_Recorded information_

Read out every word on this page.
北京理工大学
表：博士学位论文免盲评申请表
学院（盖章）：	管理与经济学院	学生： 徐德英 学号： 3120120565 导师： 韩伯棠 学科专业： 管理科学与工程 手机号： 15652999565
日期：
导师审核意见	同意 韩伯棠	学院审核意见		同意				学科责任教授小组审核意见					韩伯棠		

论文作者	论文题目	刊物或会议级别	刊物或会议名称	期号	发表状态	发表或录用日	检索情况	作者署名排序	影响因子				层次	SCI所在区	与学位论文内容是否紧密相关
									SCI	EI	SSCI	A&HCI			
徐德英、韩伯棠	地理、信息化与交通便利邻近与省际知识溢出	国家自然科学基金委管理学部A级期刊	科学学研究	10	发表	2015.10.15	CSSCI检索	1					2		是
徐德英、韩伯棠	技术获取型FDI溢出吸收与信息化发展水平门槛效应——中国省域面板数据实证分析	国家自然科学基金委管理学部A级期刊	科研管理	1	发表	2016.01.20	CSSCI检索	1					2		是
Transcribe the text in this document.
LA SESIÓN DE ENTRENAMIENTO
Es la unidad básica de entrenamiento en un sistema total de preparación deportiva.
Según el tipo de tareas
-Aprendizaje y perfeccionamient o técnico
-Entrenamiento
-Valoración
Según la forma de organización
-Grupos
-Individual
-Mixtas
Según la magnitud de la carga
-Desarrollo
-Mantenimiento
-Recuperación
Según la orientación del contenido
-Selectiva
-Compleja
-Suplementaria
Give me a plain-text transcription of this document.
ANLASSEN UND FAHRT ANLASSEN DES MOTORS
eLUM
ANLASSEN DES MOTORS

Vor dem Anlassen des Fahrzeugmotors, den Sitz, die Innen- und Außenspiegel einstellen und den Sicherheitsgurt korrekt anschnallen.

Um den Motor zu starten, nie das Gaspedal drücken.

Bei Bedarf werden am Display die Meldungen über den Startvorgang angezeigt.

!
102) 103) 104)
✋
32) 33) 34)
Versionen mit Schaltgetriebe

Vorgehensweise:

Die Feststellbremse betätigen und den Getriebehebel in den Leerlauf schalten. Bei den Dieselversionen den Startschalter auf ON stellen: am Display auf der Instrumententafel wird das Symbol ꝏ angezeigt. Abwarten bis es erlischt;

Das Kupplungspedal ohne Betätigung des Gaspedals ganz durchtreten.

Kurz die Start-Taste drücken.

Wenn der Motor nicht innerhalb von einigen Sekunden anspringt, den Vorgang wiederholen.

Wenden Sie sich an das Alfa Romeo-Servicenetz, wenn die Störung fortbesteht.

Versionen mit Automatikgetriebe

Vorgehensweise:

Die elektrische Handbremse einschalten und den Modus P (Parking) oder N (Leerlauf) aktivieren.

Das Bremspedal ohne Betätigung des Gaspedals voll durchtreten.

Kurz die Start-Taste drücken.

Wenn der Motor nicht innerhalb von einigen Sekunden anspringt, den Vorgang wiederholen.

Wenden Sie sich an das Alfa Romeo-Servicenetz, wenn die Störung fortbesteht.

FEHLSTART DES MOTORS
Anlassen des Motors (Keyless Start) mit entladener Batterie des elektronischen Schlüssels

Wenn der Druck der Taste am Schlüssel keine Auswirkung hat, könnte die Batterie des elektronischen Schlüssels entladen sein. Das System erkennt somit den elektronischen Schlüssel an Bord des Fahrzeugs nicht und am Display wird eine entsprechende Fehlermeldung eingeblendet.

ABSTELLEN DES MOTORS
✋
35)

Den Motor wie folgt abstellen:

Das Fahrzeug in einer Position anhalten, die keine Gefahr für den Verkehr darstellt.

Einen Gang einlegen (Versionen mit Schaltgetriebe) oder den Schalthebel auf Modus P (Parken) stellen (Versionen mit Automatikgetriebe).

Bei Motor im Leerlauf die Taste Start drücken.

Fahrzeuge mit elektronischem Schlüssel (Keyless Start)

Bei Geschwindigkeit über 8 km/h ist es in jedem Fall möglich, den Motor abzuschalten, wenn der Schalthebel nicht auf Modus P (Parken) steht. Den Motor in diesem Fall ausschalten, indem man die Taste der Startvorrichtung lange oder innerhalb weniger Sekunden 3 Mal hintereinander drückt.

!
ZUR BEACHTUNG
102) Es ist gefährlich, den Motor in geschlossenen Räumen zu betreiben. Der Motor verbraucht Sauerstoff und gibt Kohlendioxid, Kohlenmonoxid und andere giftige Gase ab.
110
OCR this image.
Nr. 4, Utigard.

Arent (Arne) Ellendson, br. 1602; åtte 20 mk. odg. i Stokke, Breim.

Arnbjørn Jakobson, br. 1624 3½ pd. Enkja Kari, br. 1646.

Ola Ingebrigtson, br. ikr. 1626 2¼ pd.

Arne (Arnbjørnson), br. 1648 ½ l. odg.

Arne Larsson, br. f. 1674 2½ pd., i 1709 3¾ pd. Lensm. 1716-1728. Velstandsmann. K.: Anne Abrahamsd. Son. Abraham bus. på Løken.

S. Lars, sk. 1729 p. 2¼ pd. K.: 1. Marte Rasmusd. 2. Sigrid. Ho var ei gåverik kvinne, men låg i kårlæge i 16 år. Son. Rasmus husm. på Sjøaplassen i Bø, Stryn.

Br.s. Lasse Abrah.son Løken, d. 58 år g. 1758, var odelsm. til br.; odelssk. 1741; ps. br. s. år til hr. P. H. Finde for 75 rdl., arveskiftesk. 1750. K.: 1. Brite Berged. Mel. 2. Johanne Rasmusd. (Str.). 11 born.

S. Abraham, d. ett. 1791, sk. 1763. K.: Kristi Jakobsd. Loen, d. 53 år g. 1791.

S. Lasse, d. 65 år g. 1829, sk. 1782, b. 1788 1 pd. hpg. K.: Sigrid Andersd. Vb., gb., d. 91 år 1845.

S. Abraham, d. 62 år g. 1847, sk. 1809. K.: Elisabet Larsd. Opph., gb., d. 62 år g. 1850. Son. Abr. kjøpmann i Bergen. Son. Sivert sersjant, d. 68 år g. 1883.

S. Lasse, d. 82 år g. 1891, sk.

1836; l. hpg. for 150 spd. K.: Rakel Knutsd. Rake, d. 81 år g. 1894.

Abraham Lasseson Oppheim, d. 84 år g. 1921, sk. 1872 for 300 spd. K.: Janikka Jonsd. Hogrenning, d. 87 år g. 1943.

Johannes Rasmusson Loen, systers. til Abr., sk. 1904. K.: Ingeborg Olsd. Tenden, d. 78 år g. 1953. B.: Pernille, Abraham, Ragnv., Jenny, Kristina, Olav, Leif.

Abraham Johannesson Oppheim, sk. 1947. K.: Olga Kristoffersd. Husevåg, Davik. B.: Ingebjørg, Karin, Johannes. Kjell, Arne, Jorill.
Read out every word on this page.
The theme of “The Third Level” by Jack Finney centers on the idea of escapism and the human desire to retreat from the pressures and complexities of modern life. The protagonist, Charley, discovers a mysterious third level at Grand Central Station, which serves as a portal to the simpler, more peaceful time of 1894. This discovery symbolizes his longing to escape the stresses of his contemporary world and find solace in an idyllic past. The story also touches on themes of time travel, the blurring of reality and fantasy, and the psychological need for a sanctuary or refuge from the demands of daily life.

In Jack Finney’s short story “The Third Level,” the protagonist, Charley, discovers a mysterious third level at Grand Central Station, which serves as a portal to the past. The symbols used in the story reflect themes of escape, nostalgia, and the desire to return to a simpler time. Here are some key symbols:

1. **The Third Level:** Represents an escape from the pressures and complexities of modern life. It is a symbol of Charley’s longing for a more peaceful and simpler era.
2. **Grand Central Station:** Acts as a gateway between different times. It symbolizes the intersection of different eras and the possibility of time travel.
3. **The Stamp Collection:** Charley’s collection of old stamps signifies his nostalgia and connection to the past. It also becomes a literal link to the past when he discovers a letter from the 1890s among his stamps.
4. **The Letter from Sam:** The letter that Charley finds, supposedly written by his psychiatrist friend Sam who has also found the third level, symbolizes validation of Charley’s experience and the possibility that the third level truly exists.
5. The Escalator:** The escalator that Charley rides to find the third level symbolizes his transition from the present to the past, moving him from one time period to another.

_Your goal_
Gather each line in the data that holds the string "Arne".

_Answer for this exercise_
Arent (Arne) Ellendson, br. 1602; åtte 20 mk. odg. i Stokke, Breim.
Arne (Arnbjørnson), br. 1648 ½ l. odg.
Arne Larsson, br. f. 1674 2½ pd., i 1709 3¾ pd. Lensm. 1716-1728. Velstandsmann. K.: Anne Abrahamsd. Son. Abraham bus. på Løken.
Abraham Johannesson Oppheim, sk. 1947. K.: Olga Kristoffersd. Husevåg, Davik. B.: Ingebjørg, Karin, Johannes. Kjell, Arne, Jorill.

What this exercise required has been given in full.